- **Entries shown**:

◇ ◇ ◇

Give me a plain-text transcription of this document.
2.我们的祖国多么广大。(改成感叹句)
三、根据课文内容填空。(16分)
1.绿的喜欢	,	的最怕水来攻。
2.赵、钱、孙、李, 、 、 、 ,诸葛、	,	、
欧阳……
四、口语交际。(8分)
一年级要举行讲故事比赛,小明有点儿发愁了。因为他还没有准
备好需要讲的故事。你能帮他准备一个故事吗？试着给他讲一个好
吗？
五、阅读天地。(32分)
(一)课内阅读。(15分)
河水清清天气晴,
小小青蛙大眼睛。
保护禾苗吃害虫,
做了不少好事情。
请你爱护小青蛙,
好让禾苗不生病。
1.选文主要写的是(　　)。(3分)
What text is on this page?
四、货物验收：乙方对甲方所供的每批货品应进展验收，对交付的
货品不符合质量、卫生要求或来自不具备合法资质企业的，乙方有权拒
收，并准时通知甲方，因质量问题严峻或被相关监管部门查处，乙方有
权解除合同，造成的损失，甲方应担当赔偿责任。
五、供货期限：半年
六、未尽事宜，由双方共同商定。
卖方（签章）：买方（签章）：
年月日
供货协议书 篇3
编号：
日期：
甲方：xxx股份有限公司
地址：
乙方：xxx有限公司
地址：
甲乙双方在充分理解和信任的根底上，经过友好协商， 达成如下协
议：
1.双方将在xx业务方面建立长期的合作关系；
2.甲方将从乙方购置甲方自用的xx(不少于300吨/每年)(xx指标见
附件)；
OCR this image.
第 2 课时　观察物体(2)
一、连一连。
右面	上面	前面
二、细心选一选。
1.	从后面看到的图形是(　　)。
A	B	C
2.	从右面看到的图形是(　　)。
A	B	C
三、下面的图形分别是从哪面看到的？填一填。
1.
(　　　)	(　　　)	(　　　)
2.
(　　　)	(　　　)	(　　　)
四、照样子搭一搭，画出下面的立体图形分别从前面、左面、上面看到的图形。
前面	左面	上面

◇ ◇ ◇

- **Problem description**:
Read the lines above. Gather those in which the string "text" is found.

- **Solution below**:
Give me a plain-text transcription of this document.
What text is on this page?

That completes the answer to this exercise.